**What you need to do**
Below are some records. Write out the lines from the one containing "Decode this image" to the last line, word for word, leaving out pictures.

**Material shown**
━━━━━━━━━━━━━━━━━━━━

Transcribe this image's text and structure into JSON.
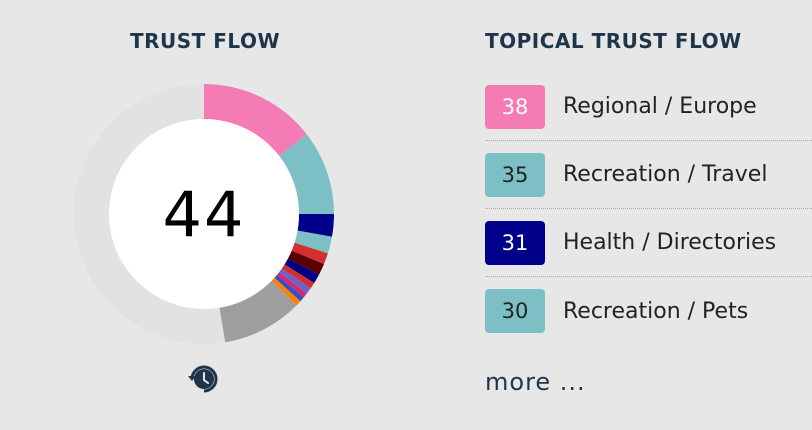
{
  "trust_flow": {
    "title": "TRUST FLOW",
    "score": "44",
    "chart_data": {
      "type": "pie",
      "total": 100,
      "slices": [
        {
          "value": 14.5,
          "color": "#f47bb4"
        },
        {
          "value": 10.5,
          "color": "#7cc0c5"
        },
        {
          "value": 2.8,
          "color": "#00008b"
        },
        {
          "value": 2.1,
          "color": "#7cc0c5"
        },
        {
          "value": 1.4,
          "color": "#d32f2f"
        },
        {
          "value": 1.4,
          "color": "#5a0000"
        },
        {
          "value": 1.2,
          "color": "#000080"
        },
        {
          "value": 0.8,
          "color": "#d32f2f"
        },
        {
          "value": 0.8,
          "color": "#7060c8"
        },
        {
          "value": 0.6,
          "color": "#d6286e"
        },
        {
          "value": 0.6,
          "color": "#3050c8"
        },
        {
          "value": 0.7,
          "color": "#ff7f00"
        },
        {
          "value": 10.0,
          "color": "#9e9e9e"
        },
        {
          "value": 52.6,
          "color": "#e2e2e2"
        }
      ]
    }
  },
  "topical_trust_flow": {
    "title": "TOPICAL TRUST FLOW",
    "topics": [
      {
        "score": "38",
        "label": "Regional / Europe",
        "badge_color": "#f47bb4",
        "text_color": "#ffffff"
      },
      {
        "score": "35",
        "label": "Recreation / Travel",
        "badge_color": "#7cc0c5",
        "text_color": "#222222"
      },
      {
        "score": "31",
        "label": "Health / Directories",
        "badge_color": "#00008b",
        "text_color": "#ffffff"
      },
      {
        "score": "30",
        "label": "Recreation / Pets",
        "badge_color": "#7cc0c5",
        "text_color": "#222222"
      }
    ],
    "more_label": "more ..."
  },
  "icons": {
    "history": "history-icon"
  }
}
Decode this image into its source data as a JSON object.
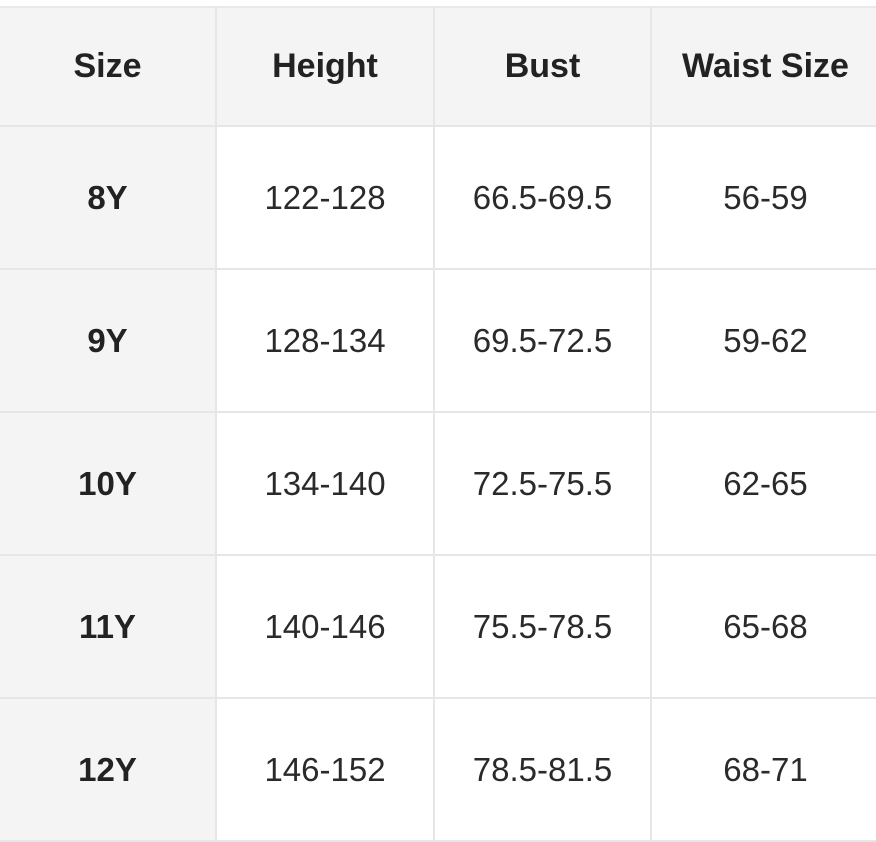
{
  "size_chart": {
    "headers": {
      "size": "Size",
      "height": "Height",
      "bust": "Bust",
      "waist": "Waist Size"
    },
    "rows": [
      {
        "size": "8Y",
        "height": "122-128",
        "bust": "66.5-69.5",
        "waist": "56-59"
      },
      {
        "size": "9Y",
        "height": "128-134",
        "bust": "69.5-72.5",
        "waist": "59-62"
      },
      {
        "size": "10Y",
        "height": "134-140",
        "bust": "72.5-75.5",
        "waist": "62-65"
      },
      {
        "size": "11Y",
        "height": "140-146",
        "bust": "75.5-78.5",
        "waist": "65-68"
      },
      {
        "size": "12Y",
        "height": "146-152",
        "bust": "78.5-81.5",
        "waist": "68-71"
      }
    ]
  },
  "colors": {
    "header_bg": "#f4f4f4",
    "border": "#e6e6e6",
    "text": "#222222"
  }
}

━━━━━━━━━━━━━━━━━━━━

**Complete answer**
Decode this image into its source data as a JSON object.
{
  "size_chart": {
    "headers": {
      "size": "Size",
      "height": "Height",
      "bust": "Bust",
      "waist": "Waist Size"
    },
    "rows": [
      {
        "size": "8Y",
        "height": "122-128",
        "bust": "66.5-69.5",
        "waist": "56-59"
      },
      {
        "size": "9Y",
        "height": "128-134",
        "bust": "69.5-72.5",
        "waist": "59-62"
      },
      {
        "size": "10Y",
        "height": "134-140",
        "bust": "72.5-75.5",
        "waist": "62-65"
      },
      {
        "size": "11Y",
        "height": "140-146",
        "bust": "75.5-78.5",
        "waist": "65-68"
      },
      {
        "size": "12Y",
        "height": "146-152",
        "bust": "78.5-81.5",
        "waist": "68-71"
      }
    ]
  },
  "colors": {
    "header_bg": "#f4f4f4",
    "border": "#e6e6e6",
    "text": "#222222"
  }
}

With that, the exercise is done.